-- TASK GOAL --
State how many lines in the items below contain the string "Dimension". Reply with the number alone.

-- ITEMS --
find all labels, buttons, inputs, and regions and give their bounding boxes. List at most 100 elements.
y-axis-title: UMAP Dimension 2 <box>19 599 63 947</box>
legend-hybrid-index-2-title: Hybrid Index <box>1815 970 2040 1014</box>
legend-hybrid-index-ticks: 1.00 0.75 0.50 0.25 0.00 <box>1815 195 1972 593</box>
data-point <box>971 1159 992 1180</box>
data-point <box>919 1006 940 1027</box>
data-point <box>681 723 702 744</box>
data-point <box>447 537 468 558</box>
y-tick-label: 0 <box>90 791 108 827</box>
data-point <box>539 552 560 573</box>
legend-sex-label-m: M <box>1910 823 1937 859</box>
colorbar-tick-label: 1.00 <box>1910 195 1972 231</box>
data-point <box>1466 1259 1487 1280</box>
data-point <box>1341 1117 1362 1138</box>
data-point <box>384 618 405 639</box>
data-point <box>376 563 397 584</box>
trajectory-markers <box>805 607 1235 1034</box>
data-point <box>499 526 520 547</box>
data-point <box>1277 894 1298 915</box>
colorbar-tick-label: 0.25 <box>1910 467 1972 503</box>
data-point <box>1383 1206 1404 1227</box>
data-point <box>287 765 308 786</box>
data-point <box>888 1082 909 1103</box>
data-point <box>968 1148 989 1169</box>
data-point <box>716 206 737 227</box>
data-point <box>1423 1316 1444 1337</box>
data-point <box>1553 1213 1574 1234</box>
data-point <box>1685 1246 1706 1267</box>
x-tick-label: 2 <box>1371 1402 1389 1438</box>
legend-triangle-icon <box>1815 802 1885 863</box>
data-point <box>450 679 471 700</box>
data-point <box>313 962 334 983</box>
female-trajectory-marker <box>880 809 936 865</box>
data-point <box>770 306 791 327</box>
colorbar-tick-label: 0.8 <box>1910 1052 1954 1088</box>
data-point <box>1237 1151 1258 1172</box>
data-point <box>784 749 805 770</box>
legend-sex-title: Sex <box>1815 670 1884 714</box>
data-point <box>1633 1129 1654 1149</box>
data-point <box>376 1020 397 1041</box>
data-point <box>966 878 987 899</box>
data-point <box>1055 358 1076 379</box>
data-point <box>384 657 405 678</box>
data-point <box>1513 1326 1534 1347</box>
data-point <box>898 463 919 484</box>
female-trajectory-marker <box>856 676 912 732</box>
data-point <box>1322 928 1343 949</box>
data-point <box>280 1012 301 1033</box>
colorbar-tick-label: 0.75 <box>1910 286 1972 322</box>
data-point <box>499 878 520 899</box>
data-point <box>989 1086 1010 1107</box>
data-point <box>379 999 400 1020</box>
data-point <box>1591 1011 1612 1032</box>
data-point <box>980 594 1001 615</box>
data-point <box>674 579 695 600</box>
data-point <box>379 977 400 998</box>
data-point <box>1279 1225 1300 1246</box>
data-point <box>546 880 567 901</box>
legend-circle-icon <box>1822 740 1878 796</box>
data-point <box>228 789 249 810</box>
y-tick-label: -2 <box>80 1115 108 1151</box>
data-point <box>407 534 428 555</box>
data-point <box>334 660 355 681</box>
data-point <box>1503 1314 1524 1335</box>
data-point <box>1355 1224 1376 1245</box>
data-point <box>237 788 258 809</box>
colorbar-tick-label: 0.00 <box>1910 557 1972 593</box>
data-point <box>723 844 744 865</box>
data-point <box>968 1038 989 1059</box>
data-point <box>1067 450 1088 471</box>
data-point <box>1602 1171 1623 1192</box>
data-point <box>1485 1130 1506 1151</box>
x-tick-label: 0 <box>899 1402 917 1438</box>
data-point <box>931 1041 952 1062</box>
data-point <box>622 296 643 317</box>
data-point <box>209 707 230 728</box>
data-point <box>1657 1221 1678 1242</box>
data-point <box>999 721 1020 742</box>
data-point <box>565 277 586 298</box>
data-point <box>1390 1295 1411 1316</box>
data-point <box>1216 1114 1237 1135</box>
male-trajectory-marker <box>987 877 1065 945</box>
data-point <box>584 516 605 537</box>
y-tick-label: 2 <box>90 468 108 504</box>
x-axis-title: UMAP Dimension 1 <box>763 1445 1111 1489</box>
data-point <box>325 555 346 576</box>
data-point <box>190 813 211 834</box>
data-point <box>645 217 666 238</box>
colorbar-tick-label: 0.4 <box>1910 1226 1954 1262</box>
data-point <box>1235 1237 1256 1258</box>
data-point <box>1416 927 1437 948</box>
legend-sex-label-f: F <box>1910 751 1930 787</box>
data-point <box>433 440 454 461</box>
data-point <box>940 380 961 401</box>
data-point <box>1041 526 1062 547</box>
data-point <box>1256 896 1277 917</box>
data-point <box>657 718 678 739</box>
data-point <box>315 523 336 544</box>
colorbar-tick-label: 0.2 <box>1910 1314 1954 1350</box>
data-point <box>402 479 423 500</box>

-- EXERCISE ANSWER --
2